**Records for the task**:
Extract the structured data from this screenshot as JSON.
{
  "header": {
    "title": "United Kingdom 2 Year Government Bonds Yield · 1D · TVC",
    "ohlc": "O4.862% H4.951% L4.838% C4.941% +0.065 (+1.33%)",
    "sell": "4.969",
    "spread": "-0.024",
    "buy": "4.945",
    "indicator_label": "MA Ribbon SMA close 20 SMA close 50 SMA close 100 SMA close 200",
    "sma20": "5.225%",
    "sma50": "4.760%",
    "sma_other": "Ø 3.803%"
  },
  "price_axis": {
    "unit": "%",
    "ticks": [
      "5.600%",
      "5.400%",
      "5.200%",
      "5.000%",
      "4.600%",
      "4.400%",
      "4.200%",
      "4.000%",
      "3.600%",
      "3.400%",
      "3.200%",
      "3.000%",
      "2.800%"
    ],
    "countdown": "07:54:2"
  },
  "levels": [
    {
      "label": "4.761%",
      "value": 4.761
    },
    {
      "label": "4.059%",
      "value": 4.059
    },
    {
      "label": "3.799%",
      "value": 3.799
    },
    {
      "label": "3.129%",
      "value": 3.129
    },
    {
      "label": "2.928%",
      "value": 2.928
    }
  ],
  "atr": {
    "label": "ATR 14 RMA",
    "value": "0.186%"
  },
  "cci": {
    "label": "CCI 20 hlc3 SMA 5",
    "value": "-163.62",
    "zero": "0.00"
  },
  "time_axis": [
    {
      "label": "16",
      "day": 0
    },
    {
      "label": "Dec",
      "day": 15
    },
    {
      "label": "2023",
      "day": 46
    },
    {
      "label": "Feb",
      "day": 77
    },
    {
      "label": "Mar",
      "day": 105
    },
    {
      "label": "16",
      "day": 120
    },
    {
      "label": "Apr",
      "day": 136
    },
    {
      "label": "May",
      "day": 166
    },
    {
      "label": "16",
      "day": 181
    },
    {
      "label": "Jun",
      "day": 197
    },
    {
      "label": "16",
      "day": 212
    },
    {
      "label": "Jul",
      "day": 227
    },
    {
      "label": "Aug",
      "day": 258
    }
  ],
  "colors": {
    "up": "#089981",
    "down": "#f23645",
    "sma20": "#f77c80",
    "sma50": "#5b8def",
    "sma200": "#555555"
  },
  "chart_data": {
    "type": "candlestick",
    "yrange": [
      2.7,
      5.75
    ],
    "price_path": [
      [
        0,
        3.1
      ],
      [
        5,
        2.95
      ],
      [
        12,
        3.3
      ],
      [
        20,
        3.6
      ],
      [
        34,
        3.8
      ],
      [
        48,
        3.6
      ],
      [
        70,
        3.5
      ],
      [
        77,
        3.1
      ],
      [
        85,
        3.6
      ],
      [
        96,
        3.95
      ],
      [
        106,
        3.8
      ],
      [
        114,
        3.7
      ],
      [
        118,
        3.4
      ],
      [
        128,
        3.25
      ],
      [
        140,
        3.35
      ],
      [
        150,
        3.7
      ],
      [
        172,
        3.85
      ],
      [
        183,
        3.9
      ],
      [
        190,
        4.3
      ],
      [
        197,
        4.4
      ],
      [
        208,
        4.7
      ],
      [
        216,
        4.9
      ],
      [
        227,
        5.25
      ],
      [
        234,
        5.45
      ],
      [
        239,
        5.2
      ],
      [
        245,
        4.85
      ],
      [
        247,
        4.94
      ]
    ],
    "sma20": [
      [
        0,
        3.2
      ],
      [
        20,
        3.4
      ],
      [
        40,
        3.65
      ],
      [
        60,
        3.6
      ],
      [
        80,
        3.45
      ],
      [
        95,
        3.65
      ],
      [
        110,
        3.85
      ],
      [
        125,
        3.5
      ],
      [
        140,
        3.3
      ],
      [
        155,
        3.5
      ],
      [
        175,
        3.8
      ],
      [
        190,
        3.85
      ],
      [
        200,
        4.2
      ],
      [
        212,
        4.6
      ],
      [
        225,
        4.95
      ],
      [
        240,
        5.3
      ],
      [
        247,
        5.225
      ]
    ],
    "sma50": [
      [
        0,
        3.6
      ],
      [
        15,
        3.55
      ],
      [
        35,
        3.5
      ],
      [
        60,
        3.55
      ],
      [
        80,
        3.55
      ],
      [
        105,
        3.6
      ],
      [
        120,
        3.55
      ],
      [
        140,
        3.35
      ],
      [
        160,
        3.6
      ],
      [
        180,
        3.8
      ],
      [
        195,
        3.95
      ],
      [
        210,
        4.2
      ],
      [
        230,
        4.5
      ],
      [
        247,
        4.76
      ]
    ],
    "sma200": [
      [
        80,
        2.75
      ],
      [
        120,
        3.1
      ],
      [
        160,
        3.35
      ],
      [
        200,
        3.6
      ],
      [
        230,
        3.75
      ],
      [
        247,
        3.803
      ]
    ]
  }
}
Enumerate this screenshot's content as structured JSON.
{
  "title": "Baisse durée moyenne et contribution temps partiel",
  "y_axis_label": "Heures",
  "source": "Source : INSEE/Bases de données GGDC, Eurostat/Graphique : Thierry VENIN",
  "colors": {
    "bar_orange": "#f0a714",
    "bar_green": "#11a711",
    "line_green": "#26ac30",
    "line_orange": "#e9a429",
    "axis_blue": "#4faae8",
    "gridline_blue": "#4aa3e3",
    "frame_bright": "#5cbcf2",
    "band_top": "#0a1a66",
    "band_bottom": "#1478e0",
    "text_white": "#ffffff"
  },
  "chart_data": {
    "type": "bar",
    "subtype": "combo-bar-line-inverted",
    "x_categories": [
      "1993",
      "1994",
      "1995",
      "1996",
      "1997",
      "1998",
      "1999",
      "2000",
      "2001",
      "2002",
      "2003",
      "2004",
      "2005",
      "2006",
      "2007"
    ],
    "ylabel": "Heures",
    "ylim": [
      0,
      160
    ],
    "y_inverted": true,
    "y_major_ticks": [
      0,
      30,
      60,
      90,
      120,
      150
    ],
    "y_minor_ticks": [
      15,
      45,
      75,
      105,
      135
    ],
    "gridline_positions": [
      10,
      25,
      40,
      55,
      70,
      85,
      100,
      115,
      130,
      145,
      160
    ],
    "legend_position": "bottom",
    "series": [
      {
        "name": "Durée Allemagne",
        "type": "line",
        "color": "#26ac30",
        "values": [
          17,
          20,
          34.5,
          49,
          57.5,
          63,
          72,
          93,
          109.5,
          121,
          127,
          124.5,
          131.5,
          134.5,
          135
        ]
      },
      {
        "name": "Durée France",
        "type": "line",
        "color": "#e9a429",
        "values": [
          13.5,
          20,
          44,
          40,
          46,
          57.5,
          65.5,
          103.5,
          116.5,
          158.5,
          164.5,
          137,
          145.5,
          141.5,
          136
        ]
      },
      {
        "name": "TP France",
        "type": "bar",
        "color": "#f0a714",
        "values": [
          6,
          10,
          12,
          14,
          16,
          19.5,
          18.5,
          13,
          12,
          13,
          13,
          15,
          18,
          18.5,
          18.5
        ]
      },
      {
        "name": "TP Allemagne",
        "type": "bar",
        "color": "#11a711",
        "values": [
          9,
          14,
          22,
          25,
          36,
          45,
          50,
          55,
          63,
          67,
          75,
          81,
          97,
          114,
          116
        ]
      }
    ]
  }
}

**Short task**:
Find every line that has "screenshot" in it, then return those lines.

**Final result**:
Extract the structured data from this screenshot as JSON.
Enumerate this screenshot's content as structured JSON.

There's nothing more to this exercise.